- [INSTRUCTION]
Output every line below without omitting or altering anything.

-- START --

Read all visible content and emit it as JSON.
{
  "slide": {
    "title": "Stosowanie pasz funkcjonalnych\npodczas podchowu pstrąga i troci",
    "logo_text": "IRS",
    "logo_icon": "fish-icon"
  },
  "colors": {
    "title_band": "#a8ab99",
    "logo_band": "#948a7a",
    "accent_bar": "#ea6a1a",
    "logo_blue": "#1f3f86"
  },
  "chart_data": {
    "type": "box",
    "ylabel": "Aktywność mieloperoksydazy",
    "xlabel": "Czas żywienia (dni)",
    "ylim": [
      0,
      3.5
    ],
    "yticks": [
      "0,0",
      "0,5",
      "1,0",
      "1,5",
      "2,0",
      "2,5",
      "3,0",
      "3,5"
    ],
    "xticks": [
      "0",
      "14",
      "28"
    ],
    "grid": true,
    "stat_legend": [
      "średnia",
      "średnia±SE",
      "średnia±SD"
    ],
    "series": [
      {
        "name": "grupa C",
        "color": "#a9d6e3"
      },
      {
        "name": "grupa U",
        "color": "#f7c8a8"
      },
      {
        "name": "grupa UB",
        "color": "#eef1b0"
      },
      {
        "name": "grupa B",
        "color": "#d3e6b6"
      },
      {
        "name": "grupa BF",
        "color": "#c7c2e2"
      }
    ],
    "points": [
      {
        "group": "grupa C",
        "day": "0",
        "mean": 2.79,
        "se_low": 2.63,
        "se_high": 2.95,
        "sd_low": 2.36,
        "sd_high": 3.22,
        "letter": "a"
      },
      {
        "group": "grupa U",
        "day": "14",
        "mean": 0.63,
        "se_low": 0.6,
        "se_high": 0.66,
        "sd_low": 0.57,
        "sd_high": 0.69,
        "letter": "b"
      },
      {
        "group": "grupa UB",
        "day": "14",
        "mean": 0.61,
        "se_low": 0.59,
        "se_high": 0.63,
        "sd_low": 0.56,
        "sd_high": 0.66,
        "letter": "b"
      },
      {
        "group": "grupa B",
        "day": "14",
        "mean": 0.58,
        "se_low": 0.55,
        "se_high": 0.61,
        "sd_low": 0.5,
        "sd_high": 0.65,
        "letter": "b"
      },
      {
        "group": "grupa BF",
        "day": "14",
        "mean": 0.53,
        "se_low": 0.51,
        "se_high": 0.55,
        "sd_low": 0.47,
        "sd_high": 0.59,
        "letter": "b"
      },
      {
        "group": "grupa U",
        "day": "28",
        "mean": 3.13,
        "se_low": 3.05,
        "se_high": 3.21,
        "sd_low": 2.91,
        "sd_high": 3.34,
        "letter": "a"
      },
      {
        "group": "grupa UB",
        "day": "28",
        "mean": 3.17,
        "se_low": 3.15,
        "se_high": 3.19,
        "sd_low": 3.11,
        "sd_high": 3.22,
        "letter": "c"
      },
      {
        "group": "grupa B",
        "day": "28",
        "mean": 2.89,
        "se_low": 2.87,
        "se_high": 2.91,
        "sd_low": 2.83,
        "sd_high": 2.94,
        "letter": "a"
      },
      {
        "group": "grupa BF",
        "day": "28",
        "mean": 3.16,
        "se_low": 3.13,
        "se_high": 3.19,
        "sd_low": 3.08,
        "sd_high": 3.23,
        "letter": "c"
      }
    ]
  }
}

-- END --

- [EXERCISE SOLUTION]
Read all visible content and emit it as JSON.
{
  "slide": {
    "title": "Stosowanie pasz funkcjonalnych\npodczas podchowu pstrąga i troci",
    "logo_text": "IRS",
    "logo_icon": "fish-icon"
  },
  "colors": {
    "title_band": "#a8ab99",
    "logo_band": "#948a7a",
    "accent_bar": "#ea6a1a",
    "logo_blue": "#1f3f86"
  },
  "chart_data": {
    "type": "box",
    "ylabel": "Aktywność mieloperoksydazy",
    "xlabel": "Czas żywienia (dni)",
    "ylim": [
      0,
      3.5
    ],
    "yticks": [
      "0,0",
      "0,5",
      "1,0",
      "1,5",
      "2,0",
      "2,5",
      "3,0",
      "3,5"
    ],
    "xticks": [
      "0",
      "14",
      "28"
    ],
    "grid": true,
    "stat_legend": [
      "średnia",
      "średnia±SE",
      "średnia±SD"
    ],
    "series": [
      {
        "name": "grupa C",
        "color": "#a9d6e3"
      },
      {
        "name": "grupa U",
        "color": "#f7c8a8"
      },
      {
        "name": "grupa UB",
        "color": "#eef1b0"
      },
      {
        "name": "grupa B",
        "color": "#d3e6b6"
      },
      {
        "name": "grupa BF",
        "color": "#c7c2e2"
      }
    ],
    "points": [
      {
        "group": "grupa C",
        "day": "0",
        "mean": 2.79,
        "se_low": 2.63,
        "se_high": 2.95,
        "sd_low": 2.36,
        "sd_high": 3.22,
        "letter": "a"
      },
      {
        "group": "grupa U",
        "day": "14",
        "mean": 0.63,
        "se_low": 0.6,
        "se_high": 0.66,
        "sd_low": 0.57,
        "sd_high": 0.69,
        "letter": "b"
      },
      {
        "group": "grupa UB",
        "day": "14",
        "mean": 0.61,
        "se_low": 0.59,
        "se_high": 0.63,
        "sd_low": 0.56,
        "sd_high": 0.66,
        "letter": "b"
      },
      {
        "group": "grupa B",
        "day": "14",
        "mean": 0.58,
        "se_low": 0.55,
        "se_high": 0.61,
        "sd_low": 0.5,
        "sd_high": 0.65,
        "letter": "b"
      },
      {
        "group": "grupa BF",
        "day": "14",
        "mean": 0.53,
        "se_low": 0.51,
        "se_high": 0.55,
        "sd_low": 0.47,
        "sd_high": 0.59,
        "letter": "b"
      },
      {
        "group": "grupa U",
        "day": "28",
        "mean": 3.13,
        "se_low": 3.05,
        "se_high": 3.21,
        "sd_low": 2.91,
        "sd_high": 3.34,
        "letter": "a"
      },
      {
        "group": "grupa UB",
        "day": "28",
        "mean": 3.17,
        "se_low": 3.15,
        "se_high": 3.19,
        "sd_low": 3.11,
        "sd_high": 3.22,
        "letter": "c"
      },
      {
        "group": "grupa B",
        "day": "28",
        "mean": 2.89,
        "se_low": 2.87,
        "se_high": 2.91,
        "sd_low": 2.83,
        "sd_high": 2.94,
        "letter": "a"
      },
      {
        "group": "grupa BF",
        "day": "28",
        "mean": 3.16,
        "se_low": 3.13,
        "se_high": 3.19,
        "sd_low": 3.08,
        "sd_high": 3.23,
        "letter": "c"
      }
    ]
  }
}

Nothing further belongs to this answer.